Output all the data exactly. Pictures do not belong in the copy.

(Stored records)
--------------------------------------------------

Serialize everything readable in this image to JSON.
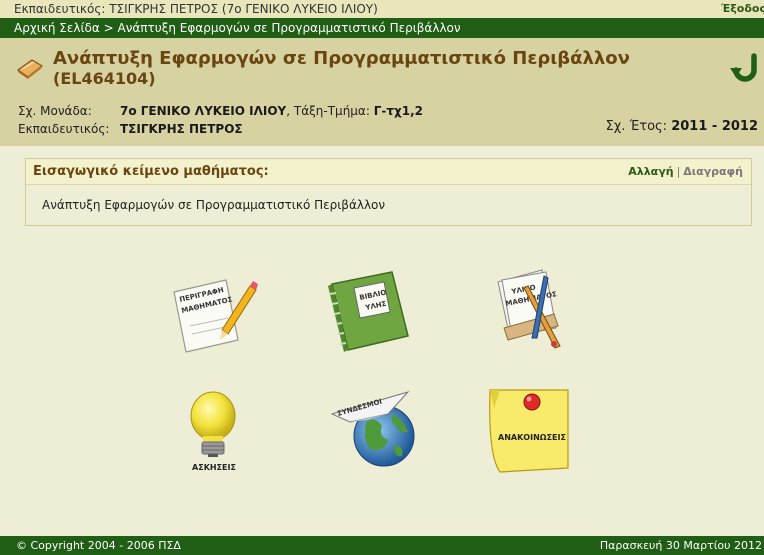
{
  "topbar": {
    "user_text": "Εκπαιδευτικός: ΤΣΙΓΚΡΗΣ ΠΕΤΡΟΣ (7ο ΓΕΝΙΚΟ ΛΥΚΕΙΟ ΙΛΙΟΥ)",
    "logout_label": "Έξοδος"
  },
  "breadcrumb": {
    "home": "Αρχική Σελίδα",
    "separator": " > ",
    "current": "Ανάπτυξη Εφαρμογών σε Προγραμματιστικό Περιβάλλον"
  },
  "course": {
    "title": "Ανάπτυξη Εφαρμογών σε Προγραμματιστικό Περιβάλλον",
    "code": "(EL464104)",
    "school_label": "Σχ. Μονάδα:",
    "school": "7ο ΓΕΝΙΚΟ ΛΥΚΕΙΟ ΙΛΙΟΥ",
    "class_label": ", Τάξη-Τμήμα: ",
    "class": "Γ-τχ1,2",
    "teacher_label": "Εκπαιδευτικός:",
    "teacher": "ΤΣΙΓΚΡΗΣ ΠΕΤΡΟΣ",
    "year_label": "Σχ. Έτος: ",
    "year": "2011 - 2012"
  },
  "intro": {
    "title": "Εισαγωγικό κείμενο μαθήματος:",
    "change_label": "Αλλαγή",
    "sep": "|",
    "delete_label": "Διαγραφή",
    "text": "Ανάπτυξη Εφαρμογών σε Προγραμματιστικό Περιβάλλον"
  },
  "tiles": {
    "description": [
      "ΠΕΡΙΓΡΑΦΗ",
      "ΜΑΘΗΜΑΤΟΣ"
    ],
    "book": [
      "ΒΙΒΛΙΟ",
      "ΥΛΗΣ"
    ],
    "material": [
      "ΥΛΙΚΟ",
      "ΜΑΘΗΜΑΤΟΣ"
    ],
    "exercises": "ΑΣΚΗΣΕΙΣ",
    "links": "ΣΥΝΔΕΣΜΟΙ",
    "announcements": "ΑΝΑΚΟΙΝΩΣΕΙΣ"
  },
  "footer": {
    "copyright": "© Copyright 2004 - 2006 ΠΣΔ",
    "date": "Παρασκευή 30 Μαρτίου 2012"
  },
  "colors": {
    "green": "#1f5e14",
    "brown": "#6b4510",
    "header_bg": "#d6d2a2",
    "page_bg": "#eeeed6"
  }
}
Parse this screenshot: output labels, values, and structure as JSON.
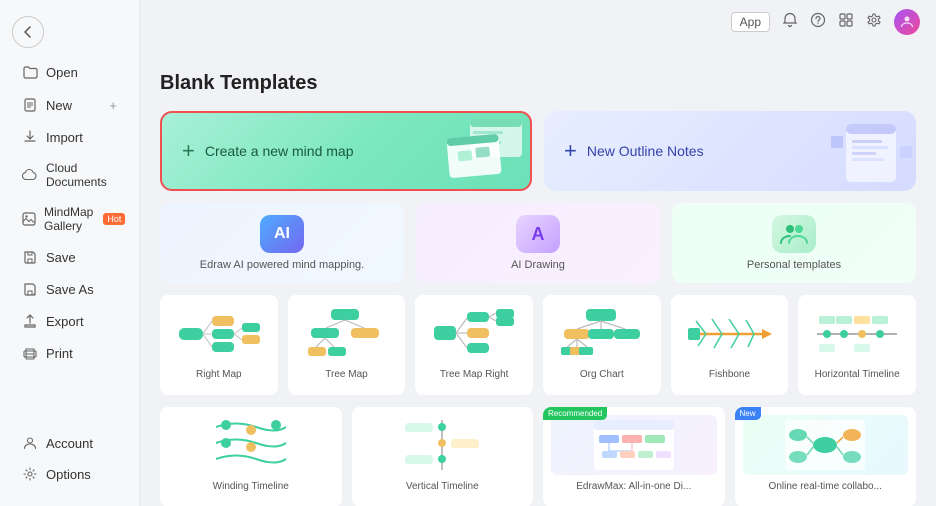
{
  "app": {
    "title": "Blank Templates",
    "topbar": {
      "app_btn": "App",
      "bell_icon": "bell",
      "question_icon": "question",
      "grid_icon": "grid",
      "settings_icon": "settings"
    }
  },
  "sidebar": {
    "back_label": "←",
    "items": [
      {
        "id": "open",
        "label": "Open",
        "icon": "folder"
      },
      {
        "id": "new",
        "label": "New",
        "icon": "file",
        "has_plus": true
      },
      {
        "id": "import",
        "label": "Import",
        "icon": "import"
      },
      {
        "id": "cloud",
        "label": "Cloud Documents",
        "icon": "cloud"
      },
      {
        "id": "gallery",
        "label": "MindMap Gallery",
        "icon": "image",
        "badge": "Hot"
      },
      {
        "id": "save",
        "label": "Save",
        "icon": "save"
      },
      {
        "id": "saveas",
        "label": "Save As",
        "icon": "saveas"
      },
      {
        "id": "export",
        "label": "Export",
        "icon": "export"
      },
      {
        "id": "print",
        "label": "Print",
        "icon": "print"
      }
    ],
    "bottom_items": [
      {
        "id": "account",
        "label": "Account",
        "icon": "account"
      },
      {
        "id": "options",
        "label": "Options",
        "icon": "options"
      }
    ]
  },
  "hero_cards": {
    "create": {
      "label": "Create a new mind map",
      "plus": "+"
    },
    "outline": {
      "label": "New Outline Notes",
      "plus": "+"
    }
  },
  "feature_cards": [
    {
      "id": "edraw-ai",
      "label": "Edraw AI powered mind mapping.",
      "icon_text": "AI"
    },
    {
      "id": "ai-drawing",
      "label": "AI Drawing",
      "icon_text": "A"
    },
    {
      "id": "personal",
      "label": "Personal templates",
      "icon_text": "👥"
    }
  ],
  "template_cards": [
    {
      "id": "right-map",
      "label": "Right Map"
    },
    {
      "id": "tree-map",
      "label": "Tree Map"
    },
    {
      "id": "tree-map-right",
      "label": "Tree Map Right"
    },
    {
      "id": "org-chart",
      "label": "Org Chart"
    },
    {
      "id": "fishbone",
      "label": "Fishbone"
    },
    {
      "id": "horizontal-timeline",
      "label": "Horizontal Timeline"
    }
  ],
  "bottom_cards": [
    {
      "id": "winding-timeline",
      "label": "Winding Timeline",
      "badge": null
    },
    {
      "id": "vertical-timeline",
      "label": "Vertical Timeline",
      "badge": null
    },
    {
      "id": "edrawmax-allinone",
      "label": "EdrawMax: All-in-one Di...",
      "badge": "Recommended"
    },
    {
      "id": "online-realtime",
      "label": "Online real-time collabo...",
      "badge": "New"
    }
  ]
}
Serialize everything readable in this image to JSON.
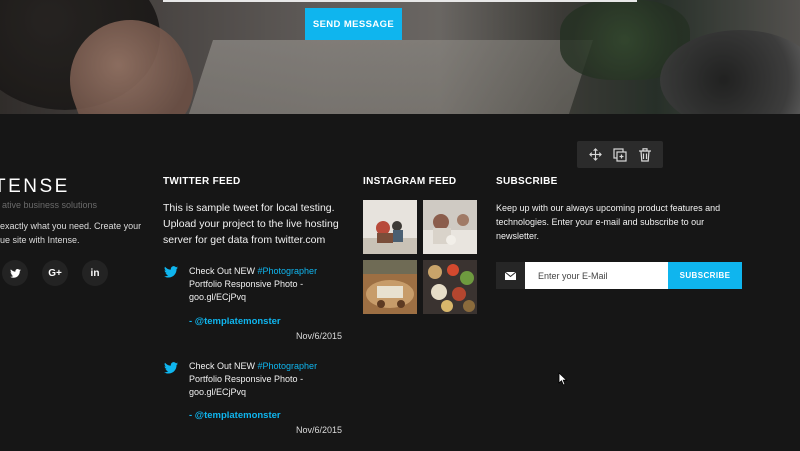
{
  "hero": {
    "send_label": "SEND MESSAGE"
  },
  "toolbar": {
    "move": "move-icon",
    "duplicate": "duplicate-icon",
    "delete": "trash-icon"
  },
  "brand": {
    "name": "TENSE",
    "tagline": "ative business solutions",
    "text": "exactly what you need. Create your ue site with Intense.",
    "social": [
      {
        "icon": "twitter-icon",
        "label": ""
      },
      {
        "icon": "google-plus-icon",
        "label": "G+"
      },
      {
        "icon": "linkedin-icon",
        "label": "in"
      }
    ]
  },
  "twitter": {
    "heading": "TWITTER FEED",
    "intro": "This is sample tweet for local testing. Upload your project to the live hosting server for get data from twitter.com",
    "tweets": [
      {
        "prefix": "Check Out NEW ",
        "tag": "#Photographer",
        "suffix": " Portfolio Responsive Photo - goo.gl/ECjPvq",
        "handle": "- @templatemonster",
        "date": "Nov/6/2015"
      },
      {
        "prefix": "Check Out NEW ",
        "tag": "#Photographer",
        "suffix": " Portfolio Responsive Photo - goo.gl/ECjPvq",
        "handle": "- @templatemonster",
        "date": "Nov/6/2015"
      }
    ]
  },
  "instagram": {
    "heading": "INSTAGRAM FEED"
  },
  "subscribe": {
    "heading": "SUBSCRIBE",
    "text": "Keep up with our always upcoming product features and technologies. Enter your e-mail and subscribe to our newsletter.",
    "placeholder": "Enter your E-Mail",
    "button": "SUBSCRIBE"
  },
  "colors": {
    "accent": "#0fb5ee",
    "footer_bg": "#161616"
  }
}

--------------------------------------------------

[CORRECT ANSWER]:
Serialize everything readable in this image to JSON.
{
  "topbar": {
    "user_text": "Εκπαιδευτικός: ΤΣΙΓΚΡΗΣ ΠΕΤΡΟΣ (7ο ΓΕΝΙΚΟ ΛΥΚΕΙΟ ΙΛΙΟΥ)",
    "logout_label": "Έξοδος"
  },
  "breadcrumb": {
    "home": "Αρχική Σελίδα",
    "separator": " > ",
    "current": "Ανάπτυξη Εφαρμογών σε Προγραμματιστικό Περιβάλλον"
  },
  "course": {
    "title": "Ανάπτυξη Εφαρμογών σε Προγραμματιστικό Περιβάλλον",
    "code": "(EL464104)",
    "school_label": "Σχ. Μονάδα:",
    "school": "7ο ΓΕΝΙΚΟ ΛΥΚΕΙΟ ΙΛΙΟΥ",
    "class_label": ", Τάξη-Τμήμα: ",
    "class": "Γ-τχ1,2",
    "teacher_label": "Εκπαιδευτικός:",
    "teacher": "ΤΣΙΓΚΡΗΣ ΠΕΤΡΟΣ",
    "year_label": "Σχ. Έτος: ",
    "year": "2011 - 2012"
  },
  "intro": {
    "title": "Εισαγωγικό κείμενο μαθήματος:",
    "change_label": "Αλλαγή",
    "sep": "|",
    "delete_label": "Διαγραφή",
    "text": "Ανάπτυξη Εφαρμογών σε Προγραμματιστικό Περιβάλλον"
  },
  "tiles": {
    "description": [
      "ΠΕΡΙΓΡΑΦΗ",
      "ΜΑΘΗΜΑΤΟΣ"
    ],
    "book": [
      "ΒΙΒΛΙΟ",
      "ΥΛΗΣ"
    ],
    "material": [
      "ΥΛΙΚΟ",
      "ΜΑΘΗΜΑΤΟΣ"
    ],
    "exercises": "ΑΣΚΗΣΕΙΣ",
    "links": "ΣΥΝΔΕΣΜΟΙ",
    "announcements": "ΑΝΑΚΟΙΝΩΣΕΙΣ"
  },
  "footer": {
    "copyright": "© Copyright 2004 - 2006 ΠΣΔ",
    "date": "Παρασκευή 30 Μαρτίου 2012"
  },
  "colors": {
    "green": "#1f5e14",
    "brown": "#6b4510",
    "header_bg": "#d6d2a2",
    "page_bg": "#eeeed6"
  }
}
Parse this screenshot: output labels, values, and structure as JSON.
{
  "app": {
    "title": "Blank Templates",
    "topbar": {
      "app_btn": "App",
      "bell_icon": "bell",
      "question_icon": "question",
      "grid_icon": "grid",
      "settings_icon": "settings"
    }
  },
  "sidebar": {
    "back_label": "←",
    "items": [
      {
        "id": "open",
        "label": "Open",
        "icon": "folder"
      },
      {
        "id": "new",
        "label": "New",
        "icon": "file",
        "has_plus": true
      },
      {
        "id": "import",
        "label": "Import",
        "icon": "import"
      },
      {
        "id": "cloud",
        "label": "Cloud Documents",
        "icon": "cloud"
      },
      {
        "id": "gallery",
        "label": "MindMap Gallery",
        "icon": "image",
        "badge": "Hot"
      },
      {
        "id": "save",
        "label": "Save",
        "icon": "save"
      },
      {
        "id": "saveas",
        "label": "Save As",
        "icon": "saveas"
      },
      {
        "id": "export",
        "label": "Export",
        "icon": "export"
      },
      {
        "id": "print",
        "label": "Print",
        "icon": "print"
      }
    ],
    "bottom_items": [
      {
        "id": "account",
        "label": "Account",
        "icon": "account"
      },
      {
        "id": "options",
        "label": "Options",
        "icon": "options"
      }
    ]
  },
  "hero_cards": {
    "create": {
      "label": "Create a new mind map",
      "plus": "+"
    },
    "outline": {
      "label": "New Outline Notes",
      "plus": "+"
    }
  },
  "feature_cards": [
    {
      "id": "edraw-ai",
      "label": "Edraw AI powered mind mapping.",
      "icon_text": "AI"
    },
    {
      "id": "ai-drawing",
      "label": "AI Drawing",
      "icon_text": "A"
    },
    {
      "id": "personal",
      "label": "Personal templates",
      "icon_text": "👥"
    }
  ],
  "template_cards": [
    {
      "id": "right-map",
      "label": "Right Map"
    },
    {
      "id": "tree-map",
      "label": "Tree Map"
    },
    {
      "id": "tree-map-right",
      "label": "Tree Map Right"
    },
    {
      "id": "org-chart",
      "label": "Org Chart"
    },
    {
      "id": "fishbone",
      "label": "Fishbone"
    },
    {
      "id": "horizontal-timeline",
      "label": "Horizontal Timeline"
    }
  ],
  "bottom_cards": [
    {
      "id": "winding-timeline",
      "label": "Winding Timeline",
      "badge": null
    },
    {
      "id": "vertical-timeline",
      "label": "Vertical Timeline",
      "badge": null
    },
    {
      "id": "edrawmax-allinone",
      "label": "EdrawMax: All-in-one Di...",
      "badge": "Recommended"
    },
    {
      "id": "online-realtime",
      "label": "Online real-time collabo...",
      "badge": "New"
    }
  ]
}
Serialize everything readable in this image to JSON.
{
  "hero": {
    "send_label": "SEND MESSAGE"
  },
  "toolbar": {
    "move": "move-icon",
    "duplicate": "duplicate-icon",
    "delete": "trash-icon"
  },
  "brand": {
    "name": "TENSE",
    "tagline": "ative business solutions",
    "text": "exactly what you need. Create your ue site with Intense.",
    "social": [
      {
        "icon": "twitter-icon",
        "label": ""
      },
      {
        "icon": "google-plus-icon",
        "label": "G+"
      },
      {
        "icon": "linkedin-icon",
        "label": "in"
      }
    ]
  },
  "twitter": {
    "heading": "TWITTER FEED",
    "intro": "This is sample tweet for local testing. Upload your project to the live hosting server for get data from twitter.com",
    "tweets": [
      {
        "prefix": "Check Out NEW ",
        "tag": "#Photographer",
        "suffix": " Portfolio Responsive Photo - goo.gl/ECjPvq",
        "handle": "- @templatemonster",
        "date": "Nov/6/2015"
      },
      {
        "prefix": "Check Out NEW ",
        "tag": "#Photographer",
        "suffix": " Portfolio Responsive Photo - goo.gl/ECjPvq",
        "handle": "- @templatemonster",
        "date": "Nov/6/2015"
      }
    ]
  },
  "instagram": {
    "heading": "INSTAGRAM FEED"
  },
  "subscribe": {
    "heading": "SUBSCRIBE",
    "text": "Keep up with our always upcoming product features and technologies. Enter your e-mail and subscribe to our newsletter.",
    "placeholder": "Enter your E-Mail",
    "button": "SUBSCRIBE"
  },
  "colors": {
    "accent": "#0fb5ee",
    "footer_bg": "#161616"
  }
}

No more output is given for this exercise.